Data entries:
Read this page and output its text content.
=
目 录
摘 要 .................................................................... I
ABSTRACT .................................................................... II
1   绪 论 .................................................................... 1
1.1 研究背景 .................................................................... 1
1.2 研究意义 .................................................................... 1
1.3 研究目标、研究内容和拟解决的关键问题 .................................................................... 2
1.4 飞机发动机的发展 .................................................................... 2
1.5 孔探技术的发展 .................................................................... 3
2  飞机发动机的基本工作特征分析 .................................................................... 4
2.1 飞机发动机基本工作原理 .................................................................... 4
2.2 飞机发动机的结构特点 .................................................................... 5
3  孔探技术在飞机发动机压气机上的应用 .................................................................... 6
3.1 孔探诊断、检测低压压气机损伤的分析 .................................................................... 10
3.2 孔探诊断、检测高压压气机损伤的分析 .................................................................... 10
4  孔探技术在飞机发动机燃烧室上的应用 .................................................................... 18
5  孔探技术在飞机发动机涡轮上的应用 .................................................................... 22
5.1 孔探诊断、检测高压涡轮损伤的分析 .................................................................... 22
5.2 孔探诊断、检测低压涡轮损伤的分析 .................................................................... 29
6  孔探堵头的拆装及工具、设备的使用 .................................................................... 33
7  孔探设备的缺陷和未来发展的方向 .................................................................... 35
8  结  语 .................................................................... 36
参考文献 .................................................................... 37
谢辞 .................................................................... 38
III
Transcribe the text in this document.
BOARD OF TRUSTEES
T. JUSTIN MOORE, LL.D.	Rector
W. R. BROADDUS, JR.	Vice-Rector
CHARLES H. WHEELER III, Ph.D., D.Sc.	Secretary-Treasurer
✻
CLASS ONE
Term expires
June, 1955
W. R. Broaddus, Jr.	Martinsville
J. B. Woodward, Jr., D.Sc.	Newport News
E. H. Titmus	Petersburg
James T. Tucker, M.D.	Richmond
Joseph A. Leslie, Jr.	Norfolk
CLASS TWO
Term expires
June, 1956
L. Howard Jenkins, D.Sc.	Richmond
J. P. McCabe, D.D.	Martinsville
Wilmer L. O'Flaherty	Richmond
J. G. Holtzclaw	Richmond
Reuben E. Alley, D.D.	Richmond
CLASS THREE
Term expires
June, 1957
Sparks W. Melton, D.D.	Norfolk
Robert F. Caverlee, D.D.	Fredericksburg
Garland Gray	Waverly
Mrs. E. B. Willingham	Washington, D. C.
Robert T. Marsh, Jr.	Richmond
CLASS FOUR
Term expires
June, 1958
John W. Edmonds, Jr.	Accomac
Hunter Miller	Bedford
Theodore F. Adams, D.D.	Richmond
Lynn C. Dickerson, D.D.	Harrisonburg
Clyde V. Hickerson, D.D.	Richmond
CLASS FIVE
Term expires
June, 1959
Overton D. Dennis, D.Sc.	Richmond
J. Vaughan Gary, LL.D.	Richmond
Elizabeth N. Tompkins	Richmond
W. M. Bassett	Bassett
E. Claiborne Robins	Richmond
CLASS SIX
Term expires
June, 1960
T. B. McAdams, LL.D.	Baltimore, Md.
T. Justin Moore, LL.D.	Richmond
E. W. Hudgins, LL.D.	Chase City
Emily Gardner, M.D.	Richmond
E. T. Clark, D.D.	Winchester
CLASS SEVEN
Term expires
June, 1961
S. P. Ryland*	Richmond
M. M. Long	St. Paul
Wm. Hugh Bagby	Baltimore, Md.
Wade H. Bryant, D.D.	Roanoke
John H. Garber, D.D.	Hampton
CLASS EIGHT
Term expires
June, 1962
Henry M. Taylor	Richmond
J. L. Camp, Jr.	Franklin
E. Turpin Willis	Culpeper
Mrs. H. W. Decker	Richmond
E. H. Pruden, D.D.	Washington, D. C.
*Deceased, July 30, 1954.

**Goal**
Transcribe the material exactly as it reads.

**Solution to this problem**
Read this page and output its text content.
=
目 录
摘 要 .................................................................... I
ABSTRACT .................................................................... II
1   绪 论 .................................................................... 1
1.1 研究背景 .................................................................... 1
1.2 研究意义 .................................................................... 1
1.3 研究目标、研究内容和拟解决的关键问题 .................................................................... 2
1.4 飞机发动机的发展 .................................................................... 2
1.5 孔探技术的发展 .................................................................... 3
2  飞机发动机的基本工作特征分析 .................................................................... 4
2.1 飞机发动机基本工作原理 .................................................................... 4
2.2 飞机发动机的结构特点 .................................................................... 5
3  孔探技术在飞机发动机压气机上的应用 .................................................................... 6
3.1 孔探诊断、检测低压压气机损伤的分析 .................................................................... 10
3.2 孔探诊断、检测高压压气机损伤的分析 .................................................................... 10
4  孔探技术在飞机发动机燃烧室上的应用 .................................................................... 18
5  孔探技术在飞机发动机涡轮上的应用 .................................................................... 22
5.1 孔探诊断、检测高压涡轮损伤的分析 .................................................................... 22
5.2 孔探诊断、检测低压涡轮损伤的分析 .................................................................... 29
6  孔探堵头的拆装及工具、设备的使用 .................................................................... 33
7  孔探设备的缺陷和未来发展的方向 .................................................................... 35
8  结  语 .................................................................... 36
参考文献 .................................................................... 37
谢辞 .................................................................... 38
III
Transcribe the text in this document.
BOARD OF TRUSTEES
T. JUSTIN MOORE, LL.D.	Rector
W. R. BROADDUS, JR.	Vice-Rector
CHARLES H. WHEELER III, Ph.D., D.Sc.	Secretary-Treasurer
✻
CLASS ONE
Term expires
June, 1955
W. R. Broaddus, Jr.	Martinsville
J. B. Woodward, Jr., D.Sc.	Newport News
E. H. Titmus	Petersburg
James T. Tucker, M.D.	Richmond
Joseph A. Leslie, Jr.	Norfolk
CLASS TWO
Term expires
June, 1956
L. Howard Jenkins, D.Sc.	Richmond
J. P. McCabe, D.D.	Martinsville
Wilmer L. O'Flaherty	Richmond
J. G. Holtzclaw	Richmond
Reuben E. Alley, D.D.	Richmond
CLASS THREE
Term expires
June, 1957
Sparks W. Melton, D.D.	Norfolk
Robert F. Caverlee, D.D.	Fredericksburg
Garland Gray	Waverly
Mrs. E. B. Willingham	Washington, D. C.
Robert T. Marsh, Jr.	Richmond
CLASS FOUR
Term expires
June, 1958
John W. Edmonds, Jr.	Accomac
Hunter Miller	Bedford
Theodore F. Adams, D.D.	Richmond
Lynn C. Dickerson, D.D.	Harrisonburg
Clyde V. Hickerson, D.D.	Richmond
CLASS FIVE
Term expires
June, 1959
Overton D. Dennis, D.Sc.	Richmond
J. Vaughan Gary, LL.D.	Richmond
Elizabeth N. Tompkins	Richmond
W. M. Bassett	Bassett
E. Claiborne Robins	Richmond
CLASS SIX
Term expires
June, 1960
T. B. McAdams, LL.D.	Baltimore, Md.
T. Justin Moore, LL.D.	Richmond
E. W. Hudgins, LL.D.	Chase City
Emily Gardner, M.D.	Richmond
E. T. Clark, D.D.	Winchester
CLASS SEVEN
Term expires
June, 1961
S. P. Ryland*	Richmond
M. M. Long	St. Paul
Wm. Hugh Bagby	Baltimore, Md.
Wade H. Bryant, D.D.	Roanoke
John H. Garber, D.D.	Hampton
CLASS EIGHT
Term expires
June, 1962
Henry M. Taylor	Richmond
J. L. Camp, Jr.	Franklin
E. Turpin Willis	Culpeper
Mrs. H. W. Decker	Richmond
E. H. Pruden, D.D.	Washington, D. C.
*Deceased, July 30, 1954.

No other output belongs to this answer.